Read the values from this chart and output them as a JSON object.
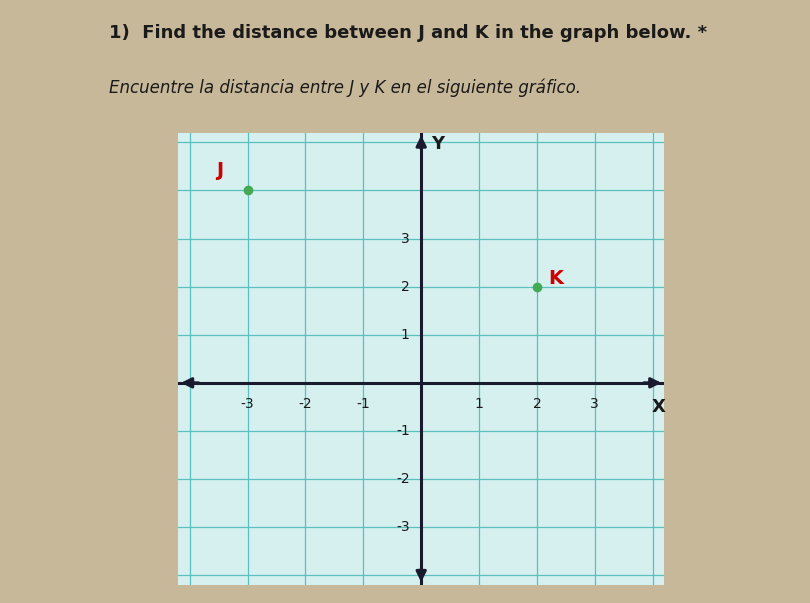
{
  "title_line1": "1)  Find the distance between J and K in the graph below. *",
  "title_line2": "Encuentre la distancia entre J y K en el siguiente gráfico.",
  "page_background": "#c8b89a",
  "card_background": "#f0ece4",
  "grid_background": "#d6f0f0",
  "grid_color": "#5bbfbf",
  "axis_color": "#1a1a2e",
  "point_J": [
    -3,
    4
  ],
  "point_K": [
    2,
    2
  ],
  "point_color_J": "#44aa55",
  "point_color_K": "#44aa55",
  "label_J_color": "#cc0000",
  "label_K_color": "#cc0000",
  "xlim": [
    -4.2,
    4.2
  ],
  "ylim": [
    -4.2,
    5.2
  ],
  "x_ticks": [
    -3,
    -2,
    -1,
    1,
    2,
    3
  ],
  "y_ticks": [
    -3,
    -2,
    -1,
    1,
    2,
    3
  ],
  "tick_fontsize": 10,
  "label_fontsize": 13,
  "point_label_fontsize": 14,
  "grid_linewidth": 0.9,
  "axis_linewidth": 2.2,
  "title1_fontsize": 13,
  "title2_fontsize": 12
}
• • • • •
• **Problem to work on**: All of the entries above should be copied exactly, except for the pictures.

• **Exercise answer**:
Read the values from this chart and output them as a JSON object.
{
  "title_line1": "1)  Find the distance between J and K in the graph below. *",
  "title_line2": "Encuentre la distancia entre J y K en el siguiente gráfico.",
  "page_background": "#c8b89a",
  "card_background": "#f0ece4",
  "grid_background": "#d6f0f0",
  "grid_color": "#5bbfbf",
  "axis_color": "#1a1a2e",
  "point_J": [
    -3,
    4
  ],
  "point_K": [
    2,
    2
  ],
  "point_color_J": "#44aa55",
  "point_color_K": "#44aa55",
  "label_J_color": "#cc0000",
  "label_K_color": "#cc0000",
  "xlim": [
    -4.2,
    4.2
  ],
  "ylim": [
    -4.2,
    5.2
  ],
  "x_ticks": [
    -3,
    -2,
    -1,
    1,
    2,
    3
  ],
  "y_ticks": [
    -3,
    -2,
    -1,
    1,
    2,
    3
  ],
  "tick_fontsize": 10,
  "label_fontsize": 13,
  "point_label_fontsize": 14,
  "grid_linewidth": 0.9,
  "axis_linewidth": 2.2,
  "title1_fontsize": 13,
  "title2_fontsize": 12
}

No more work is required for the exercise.